*INSTRUCTION*.
Return every line of the items below that contains the string "progress", matching case exactly.

## START

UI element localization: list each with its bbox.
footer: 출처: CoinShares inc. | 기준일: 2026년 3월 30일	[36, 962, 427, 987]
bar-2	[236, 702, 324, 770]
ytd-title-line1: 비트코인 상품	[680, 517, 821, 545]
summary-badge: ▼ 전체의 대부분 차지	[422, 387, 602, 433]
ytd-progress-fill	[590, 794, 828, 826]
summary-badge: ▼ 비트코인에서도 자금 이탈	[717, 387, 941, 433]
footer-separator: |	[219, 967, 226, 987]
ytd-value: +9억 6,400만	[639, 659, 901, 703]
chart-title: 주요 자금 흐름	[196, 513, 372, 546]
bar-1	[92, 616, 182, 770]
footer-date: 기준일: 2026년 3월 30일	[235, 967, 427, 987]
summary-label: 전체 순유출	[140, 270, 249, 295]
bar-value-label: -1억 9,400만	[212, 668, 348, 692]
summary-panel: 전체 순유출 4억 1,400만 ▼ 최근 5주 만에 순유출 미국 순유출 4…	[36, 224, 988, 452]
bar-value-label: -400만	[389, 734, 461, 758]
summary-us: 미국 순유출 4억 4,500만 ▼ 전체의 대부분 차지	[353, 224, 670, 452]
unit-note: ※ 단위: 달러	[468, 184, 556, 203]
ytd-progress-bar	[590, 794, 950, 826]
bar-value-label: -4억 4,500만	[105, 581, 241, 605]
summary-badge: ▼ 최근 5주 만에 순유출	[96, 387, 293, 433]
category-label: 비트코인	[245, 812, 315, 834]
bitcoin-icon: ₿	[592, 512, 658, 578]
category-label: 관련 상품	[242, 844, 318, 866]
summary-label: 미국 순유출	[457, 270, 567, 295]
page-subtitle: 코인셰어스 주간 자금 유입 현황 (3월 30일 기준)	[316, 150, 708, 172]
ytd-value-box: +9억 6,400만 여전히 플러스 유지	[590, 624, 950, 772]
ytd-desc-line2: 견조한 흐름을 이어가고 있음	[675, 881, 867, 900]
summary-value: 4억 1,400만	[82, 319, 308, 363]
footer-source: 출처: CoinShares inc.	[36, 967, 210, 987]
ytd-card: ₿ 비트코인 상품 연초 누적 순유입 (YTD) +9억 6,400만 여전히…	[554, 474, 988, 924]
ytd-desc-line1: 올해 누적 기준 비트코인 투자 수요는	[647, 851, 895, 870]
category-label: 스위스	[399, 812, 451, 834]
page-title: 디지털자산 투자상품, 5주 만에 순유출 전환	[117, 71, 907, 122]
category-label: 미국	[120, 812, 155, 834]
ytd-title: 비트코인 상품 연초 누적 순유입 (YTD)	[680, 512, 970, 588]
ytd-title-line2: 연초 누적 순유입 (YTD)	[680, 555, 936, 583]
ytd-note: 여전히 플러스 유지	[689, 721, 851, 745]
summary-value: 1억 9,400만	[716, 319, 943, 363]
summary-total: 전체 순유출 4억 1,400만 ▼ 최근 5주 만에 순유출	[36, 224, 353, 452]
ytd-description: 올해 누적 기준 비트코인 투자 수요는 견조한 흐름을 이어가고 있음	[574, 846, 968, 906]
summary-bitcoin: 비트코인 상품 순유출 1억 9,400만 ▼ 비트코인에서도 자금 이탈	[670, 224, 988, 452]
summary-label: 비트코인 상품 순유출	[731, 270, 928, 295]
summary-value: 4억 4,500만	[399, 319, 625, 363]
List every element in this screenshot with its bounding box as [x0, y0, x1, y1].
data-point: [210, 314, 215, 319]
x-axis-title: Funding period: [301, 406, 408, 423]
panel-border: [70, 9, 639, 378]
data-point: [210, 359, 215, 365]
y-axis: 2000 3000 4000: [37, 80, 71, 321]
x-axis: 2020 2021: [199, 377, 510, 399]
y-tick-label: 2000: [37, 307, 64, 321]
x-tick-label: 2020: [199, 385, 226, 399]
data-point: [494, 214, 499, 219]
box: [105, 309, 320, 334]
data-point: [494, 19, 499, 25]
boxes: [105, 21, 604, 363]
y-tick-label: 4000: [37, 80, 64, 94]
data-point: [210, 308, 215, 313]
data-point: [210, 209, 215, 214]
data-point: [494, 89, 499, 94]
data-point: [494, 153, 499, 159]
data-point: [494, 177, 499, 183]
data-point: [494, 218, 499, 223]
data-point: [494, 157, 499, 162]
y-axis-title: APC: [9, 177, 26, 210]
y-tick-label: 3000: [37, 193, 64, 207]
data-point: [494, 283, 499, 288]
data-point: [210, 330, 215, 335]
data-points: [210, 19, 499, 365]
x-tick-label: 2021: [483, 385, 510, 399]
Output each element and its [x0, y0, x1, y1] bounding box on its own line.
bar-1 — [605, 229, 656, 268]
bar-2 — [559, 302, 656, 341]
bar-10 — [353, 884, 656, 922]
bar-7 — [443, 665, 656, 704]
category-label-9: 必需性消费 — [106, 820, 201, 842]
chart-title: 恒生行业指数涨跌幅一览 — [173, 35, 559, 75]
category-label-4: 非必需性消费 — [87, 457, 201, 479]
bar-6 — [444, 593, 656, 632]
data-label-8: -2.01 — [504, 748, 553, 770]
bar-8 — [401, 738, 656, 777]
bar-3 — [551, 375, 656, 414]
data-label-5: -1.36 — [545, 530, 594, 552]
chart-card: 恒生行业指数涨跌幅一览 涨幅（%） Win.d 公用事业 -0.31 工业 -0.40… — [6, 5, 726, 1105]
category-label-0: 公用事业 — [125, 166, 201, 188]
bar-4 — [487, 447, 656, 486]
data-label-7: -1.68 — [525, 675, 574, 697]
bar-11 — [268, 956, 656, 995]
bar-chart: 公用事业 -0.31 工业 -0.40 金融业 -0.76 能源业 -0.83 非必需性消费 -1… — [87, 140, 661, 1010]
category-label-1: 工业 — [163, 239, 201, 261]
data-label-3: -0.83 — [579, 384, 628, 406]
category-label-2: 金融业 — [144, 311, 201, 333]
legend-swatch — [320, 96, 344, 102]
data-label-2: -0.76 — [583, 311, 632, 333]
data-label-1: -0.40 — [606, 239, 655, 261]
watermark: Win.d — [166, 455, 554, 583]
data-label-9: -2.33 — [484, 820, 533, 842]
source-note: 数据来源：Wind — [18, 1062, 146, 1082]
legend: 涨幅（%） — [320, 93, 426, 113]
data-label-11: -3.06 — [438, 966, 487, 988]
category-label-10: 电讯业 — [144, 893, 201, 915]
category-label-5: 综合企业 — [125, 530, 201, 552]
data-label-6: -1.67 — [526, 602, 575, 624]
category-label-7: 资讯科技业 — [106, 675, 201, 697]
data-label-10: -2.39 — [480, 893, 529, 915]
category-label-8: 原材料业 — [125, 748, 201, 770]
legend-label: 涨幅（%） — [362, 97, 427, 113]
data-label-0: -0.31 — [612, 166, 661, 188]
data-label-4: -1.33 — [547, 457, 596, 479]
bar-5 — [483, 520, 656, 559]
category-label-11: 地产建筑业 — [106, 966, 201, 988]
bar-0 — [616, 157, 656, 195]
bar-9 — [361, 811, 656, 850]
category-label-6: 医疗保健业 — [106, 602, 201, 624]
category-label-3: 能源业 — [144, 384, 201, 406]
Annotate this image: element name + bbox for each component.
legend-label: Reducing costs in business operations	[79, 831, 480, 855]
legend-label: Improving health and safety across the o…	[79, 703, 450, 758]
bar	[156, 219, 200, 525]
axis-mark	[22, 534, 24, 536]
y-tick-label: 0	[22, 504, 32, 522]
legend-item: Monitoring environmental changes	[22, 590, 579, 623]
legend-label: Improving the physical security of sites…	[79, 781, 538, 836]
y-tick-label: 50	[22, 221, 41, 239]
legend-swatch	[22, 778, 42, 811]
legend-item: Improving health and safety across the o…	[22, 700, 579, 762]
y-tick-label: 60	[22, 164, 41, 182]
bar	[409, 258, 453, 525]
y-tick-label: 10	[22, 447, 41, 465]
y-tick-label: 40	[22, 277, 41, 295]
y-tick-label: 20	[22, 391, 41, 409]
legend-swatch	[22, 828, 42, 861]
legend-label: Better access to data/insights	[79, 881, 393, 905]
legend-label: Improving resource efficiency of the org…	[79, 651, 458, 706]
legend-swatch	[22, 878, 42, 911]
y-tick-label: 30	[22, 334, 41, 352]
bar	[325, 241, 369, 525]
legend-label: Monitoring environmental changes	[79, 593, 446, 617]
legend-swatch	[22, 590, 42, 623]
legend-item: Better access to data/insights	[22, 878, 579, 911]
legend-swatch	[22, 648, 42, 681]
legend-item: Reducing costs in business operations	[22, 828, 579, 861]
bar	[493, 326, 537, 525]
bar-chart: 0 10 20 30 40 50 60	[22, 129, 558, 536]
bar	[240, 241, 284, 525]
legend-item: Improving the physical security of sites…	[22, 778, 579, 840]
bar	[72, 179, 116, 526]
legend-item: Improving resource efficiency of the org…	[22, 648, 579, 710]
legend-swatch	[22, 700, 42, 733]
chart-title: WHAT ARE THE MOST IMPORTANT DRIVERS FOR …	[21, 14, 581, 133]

## END

*ANSWER TO THE EXERCISE*.
ytd-progress-fill	[590, 794, 828, 826]
ytd-progress-bar	[590, 794, 950, 826]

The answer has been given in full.